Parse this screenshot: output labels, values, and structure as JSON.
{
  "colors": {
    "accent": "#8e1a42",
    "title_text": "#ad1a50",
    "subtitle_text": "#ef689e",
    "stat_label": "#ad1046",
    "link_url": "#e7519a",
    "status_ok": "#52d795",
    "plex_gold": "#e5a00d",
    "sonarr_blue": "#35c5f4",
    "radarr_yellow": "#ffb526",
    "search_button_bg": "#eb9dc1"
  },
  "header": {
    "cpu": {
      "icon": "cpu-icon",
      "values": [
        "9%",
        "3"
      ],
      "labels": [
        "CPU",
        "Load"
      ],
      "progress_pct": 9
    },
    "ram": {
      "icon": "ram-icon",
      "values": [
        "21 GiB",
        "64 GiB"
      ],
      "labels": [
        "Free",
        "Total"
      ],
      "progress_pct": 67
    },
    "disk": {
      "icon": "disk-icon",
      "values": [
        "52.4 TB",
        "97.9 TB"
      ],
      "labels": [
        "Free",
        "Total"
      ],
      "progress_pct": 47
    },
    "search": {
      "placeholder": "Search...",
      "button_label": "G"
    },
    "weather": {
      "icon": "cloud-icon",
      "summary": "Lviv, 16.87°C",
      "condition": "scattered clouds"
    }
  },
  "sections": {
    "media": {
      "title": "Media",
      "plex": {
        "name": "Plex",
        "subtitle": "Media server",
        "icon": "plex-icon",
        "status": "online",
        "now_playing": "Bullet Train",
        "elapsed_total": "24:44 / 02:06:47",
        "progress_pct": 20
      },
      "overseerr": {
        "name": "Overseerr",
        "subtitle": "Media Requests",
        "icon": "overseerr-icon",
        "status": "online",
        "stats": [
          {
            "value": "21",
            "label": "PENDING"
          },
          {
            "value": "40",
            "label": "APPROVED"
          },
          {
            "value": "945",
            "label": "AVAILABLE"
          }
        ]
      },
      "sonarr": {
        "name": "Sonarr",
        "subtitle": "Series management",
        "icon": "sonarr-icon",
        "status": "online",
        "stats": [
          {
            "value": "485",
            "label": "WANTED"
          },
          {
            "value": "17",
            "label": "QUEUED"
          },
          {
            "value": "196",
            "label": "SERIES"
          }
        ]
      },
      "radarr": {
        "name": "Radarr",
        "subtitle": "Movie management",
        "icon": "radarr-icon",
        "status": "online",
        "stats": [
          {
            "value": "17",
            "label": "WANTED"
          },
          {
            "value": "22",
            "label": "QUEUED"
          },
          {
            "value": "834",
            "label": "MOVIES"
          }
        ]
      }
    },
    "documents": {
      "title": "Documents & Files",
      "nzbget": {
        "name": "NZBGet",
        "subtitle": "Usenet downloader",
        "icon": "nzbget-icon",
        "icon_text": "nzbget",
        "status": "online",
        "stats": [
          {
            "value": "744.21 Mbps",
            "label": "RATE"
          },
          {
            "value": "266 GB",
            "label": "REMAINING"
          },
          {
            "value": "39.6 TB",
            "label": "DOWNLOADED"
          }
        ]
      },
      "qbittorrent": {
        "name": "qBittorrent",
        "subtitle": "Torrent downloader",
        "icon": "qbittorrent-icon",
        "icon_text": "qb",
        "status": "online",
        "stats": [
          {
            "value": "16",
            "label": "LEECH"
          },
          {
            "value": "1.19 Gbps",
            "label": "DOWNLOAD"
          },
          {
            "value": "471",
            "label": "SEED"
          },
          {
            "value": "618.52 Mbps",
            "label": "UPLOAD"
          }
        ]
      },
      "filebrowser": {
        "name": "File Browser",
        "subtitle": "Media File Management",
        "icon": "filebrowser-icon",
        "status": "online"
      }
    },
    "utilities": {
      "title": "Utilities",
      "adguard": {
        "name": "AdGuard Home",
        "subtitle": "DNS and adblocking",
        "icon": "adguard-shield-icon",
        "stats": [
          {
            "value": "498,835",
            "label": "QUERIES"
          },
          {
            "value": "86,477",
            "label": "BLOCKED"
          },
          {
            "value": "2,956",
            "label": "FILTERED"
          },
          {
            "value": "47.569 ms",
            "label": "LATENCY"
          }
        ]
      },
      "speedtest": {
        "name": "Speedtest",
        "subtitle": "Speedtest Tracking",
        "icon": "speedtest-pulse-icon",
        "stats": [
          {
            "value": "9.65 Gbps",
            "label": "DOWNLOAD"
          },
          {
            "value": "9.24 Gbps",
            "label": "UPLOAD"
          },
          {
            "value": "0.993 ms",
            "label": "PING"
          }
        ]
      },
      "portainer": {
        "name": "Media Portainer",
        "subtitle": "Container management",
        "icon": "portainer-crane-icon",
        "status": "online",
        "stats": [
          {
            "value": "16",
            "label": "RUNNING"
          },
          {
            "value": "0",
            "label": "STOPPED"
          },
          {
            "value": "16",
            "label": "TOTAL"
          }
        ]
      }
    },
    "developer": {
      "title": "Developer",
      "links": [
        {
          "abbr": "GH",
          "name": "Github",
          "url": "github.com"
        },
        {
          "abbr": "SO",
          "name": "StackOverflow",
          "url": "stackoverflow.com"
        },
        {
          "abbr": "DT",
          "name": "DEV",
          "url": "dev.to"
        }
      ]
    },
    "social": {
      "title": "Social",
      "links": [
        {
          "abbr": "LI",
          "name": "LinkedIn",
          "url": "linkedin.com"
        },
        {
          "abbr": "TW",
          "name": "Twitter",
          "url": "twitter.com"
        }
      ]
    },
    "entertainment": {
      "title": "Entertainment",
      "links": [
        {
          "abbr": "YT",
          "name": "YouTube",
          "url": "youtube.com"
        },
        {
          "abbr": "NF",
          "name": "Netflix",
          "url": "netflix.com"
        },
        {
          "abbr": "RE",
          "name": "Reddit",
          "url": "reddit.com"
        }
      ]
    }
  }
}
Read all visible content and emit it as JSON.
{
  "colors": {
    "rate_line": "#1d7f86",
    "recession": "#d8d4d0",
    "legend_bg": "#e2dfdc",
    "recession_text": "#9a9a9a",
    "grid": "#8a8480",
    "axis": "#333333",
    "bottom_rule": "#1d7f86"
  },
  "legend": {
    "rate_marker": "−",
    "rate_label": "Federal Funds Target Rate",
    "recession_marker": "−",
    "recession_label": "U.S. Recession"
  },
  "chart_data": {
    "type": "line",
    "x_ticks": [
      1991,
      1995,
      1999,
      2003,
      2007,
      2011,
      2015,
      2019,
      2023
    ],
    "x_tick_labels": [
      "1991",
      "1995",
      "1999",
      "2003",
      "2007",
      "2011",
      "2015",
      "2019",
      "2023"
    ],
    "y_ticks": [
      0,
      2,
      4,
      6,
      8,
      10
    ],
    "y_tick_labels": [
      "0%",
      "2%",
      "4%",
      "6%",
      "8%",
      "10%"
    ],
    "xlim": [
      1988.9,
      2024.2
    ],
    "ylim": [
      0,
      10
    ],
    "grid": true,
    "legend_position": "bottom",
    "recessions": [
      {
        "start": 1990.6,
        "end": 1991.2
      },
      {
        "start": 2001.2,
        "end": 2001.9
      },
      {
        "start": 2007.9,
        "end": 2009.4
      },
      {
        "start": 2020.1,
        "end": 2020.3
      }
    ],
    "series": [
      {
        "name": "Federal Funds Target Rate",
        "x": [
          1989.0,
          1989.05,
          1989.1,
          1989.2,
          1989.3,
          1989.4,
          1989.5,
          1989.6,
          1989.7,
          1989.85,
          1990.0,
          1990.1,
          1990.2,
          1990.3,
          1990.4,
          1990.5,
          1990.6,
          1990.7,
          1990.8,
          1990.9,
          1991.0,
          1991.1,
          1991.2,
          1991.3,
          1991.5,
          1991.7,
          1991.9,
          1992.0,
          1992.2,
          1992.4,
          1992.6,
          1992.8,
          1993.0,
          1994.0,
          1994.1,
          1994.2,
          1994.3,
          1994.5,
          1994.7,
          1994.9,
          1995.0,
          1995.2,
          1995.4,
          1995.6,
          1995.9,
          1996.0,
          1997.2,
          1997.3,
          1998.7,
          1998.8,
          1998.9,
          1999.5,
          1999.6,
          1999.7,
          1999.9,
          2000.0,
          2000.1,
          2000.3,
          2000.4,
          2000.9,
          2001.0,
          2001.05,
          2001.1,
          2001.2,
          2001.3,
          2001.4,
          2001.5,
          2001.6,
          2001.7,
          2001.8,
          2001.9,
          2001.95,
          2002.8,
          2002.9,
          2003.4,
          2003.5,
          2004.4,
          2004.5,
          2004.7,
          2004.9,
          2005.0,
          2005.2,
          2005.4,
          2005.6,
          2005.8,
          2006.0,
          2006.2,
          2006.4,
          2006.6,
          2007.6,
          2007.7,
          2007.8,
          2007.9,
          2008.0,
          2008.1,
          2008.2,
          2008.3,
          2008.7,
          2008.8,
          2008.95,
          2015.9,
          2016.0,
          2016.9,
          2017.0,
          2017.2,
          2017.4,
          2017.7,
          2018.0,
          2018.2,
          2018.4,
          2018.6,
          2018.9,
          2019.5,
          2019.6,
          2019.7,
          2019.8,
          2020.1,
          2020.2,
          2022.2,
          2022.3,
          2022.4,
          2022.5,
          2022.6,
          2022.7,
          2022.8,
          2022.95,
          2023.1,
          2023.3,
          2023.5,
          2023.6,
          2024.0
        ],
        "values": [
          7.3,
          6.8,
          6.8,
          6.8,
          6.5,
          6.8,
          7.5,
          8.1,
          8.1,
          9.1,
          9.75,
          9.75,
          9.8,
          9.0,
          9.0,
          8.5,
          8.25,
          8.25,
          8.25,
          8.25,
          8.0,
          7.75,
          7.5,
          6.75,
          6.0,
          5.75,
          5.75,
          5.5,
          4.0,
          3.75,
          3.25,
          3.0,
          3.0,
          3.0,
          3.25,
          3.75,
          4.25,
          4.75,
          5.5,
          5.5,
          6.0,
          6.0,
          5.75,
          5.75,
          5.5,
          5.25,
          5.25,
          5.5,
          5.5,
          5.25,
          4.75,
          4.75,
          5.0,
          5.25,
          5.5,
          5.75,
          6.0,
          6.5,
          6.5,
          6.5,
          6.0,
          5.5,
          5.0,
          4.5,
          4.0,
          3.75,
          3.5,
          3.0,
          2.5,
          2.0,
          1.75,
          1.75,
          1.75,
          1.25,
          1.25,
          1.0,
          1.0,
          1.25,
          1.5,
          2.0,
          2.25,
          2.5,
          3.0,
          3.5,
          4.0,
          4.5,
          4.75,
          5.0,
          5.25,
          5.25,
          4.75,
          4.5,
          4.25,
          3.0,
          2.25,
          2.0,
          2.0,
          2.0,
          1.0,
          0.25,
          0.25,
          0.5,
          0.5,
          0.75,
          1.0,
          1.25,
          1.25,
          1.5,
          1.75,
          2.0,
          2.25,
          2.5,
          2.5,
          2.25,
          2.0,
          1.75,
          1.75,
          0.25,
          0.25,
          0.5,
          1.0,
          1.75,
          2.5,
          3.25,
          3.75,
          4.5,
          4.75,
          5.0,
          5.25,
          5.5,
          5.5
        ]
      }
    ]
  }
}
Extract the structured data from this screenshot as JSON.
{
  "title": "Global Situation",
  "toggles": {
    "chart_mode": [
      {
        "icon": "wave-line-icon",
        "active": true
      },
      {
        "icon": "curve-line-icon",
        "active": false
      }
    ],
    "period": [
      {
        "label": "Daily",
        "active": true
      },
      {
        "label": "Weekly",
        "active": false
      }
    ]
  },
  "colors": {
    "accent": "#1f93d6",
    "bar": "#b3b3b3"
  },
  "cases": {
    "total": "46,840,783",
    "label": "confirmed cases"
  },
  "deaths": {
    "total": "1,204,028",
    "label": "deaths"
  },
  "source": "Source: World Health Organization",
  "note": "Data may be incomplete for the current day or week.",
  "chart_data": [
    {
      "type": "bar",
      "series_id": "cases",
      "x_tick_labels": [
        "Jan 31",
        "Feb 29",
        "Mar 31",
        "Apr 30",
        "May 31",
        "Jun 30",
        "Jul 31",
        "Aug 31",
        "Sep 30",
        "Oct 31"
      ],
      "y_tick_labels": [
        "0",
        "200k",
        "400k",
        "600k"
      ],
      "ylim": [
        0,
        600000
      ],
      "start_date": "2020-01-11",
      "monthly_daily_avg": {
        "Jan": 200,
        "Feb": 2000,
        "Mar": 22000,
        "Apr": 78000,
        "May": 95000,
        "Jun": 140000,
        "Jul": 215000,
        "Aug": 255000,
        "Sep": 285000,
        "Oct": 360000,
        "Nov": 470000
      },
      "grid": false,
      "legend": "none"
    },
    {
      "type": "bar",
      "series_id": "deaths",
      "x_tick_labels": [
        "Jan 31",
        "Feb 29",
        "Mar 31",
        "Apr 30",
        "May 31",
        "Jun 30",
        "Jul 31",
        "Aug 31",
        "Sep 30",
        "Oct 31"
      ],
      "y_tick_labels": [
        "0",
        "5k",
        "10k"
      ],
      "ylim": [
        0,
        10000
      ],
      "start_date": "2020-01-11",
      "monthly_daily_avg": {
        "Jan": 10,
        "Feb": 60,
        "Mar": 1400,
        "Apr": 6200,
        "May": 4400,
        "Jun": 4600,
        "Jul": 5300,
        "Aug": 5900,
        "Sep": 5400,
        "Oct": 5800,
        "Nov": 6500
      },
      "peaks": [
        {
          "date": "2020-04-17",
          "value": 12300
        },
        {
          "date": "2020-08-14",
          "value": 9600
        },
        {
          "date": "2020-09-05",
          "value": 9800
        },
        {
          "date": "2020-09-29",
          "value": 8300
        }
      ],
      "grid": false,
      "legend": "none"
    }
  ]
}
================================
▸ **Prompt**:
Copy out each line in the listing that has the word "screenshot".

▸ **Problem solution**:
Parse this screenshot: output labels, values, and structure as JSON.
Extract the structured data from this screenshot as JSON.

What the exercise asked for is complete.